[begin Rows]
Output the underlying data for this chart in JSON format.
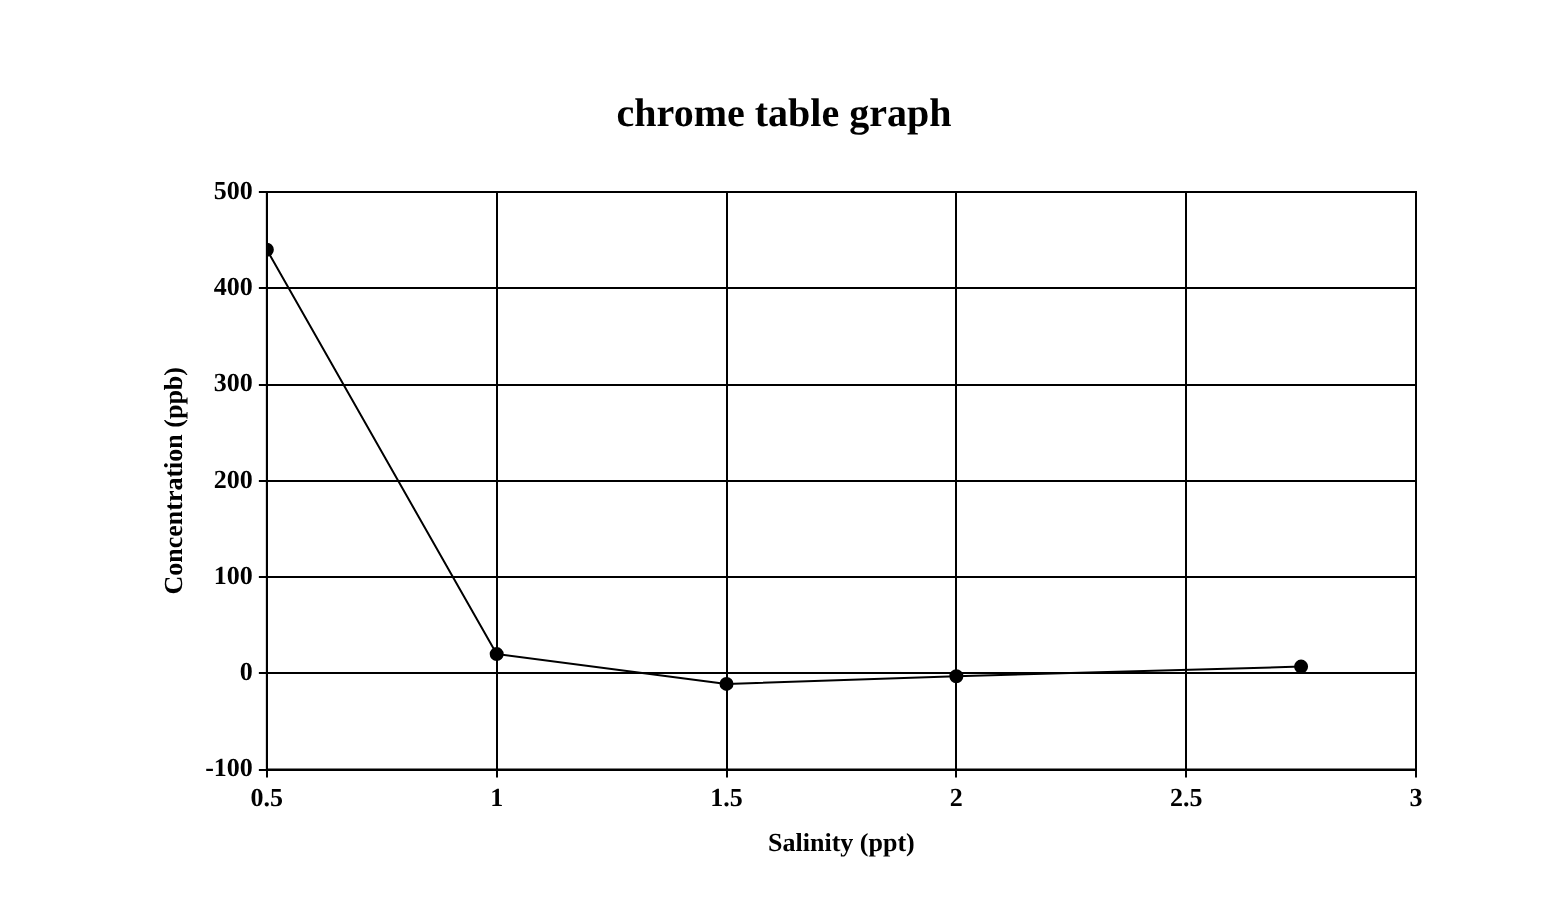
{
  "chart_data": {
    "type": "line",
    "title": "chrome table graph",
    "xlabel": "Salinity (ppt)",
    "ylabel": "Concentration (ppb)",
    "x": [
      0.5,
      1,
      1.5,
      2,
      2.75
    ],
    "series": [
      {
        "color": "#000000",
        "values": [
          440,
          20,
          -11,
          -3,
          7
        ]
      }
    ],
    "xlim": [
      0.5,
      3
    ],
    "xticks": [
      0.5,
      1,
      1.5,
      2,
      2.5,
      3
    ],
    "ylim": [
      -100,
      500
    ],
    "yticks": [
      -100,
      0,
      100,
      200,
      300,
      400,
      500
    ],
    "grid": true,
    "legend": false,
    "marker": "circle",
    "line_style": "solid"
  }
}
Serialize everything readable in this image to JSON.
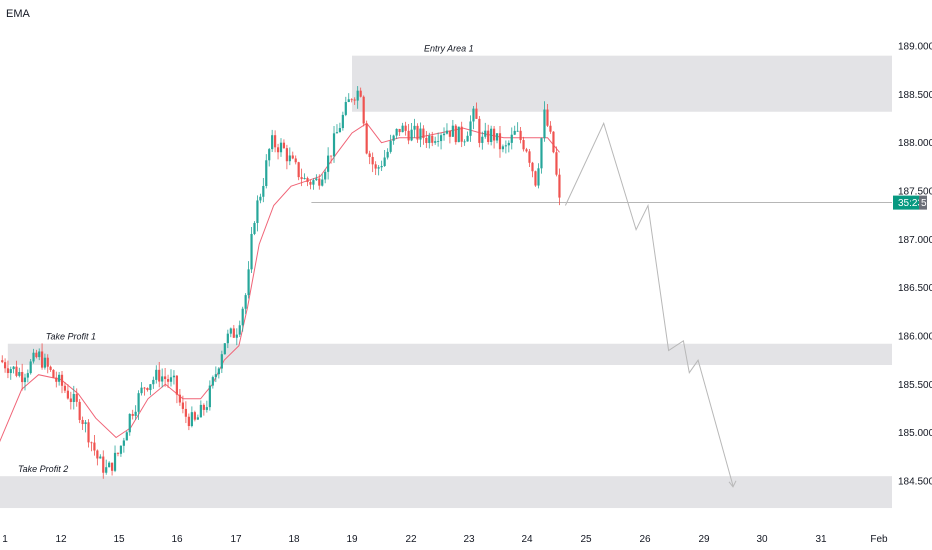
[end Rows]
• _Stated problem_:
List all lines holding the string "JSON".

• _Answer for the task_:
Output the underlying data for this chart in JSON format.
Serialize everything readable in this image to JSON.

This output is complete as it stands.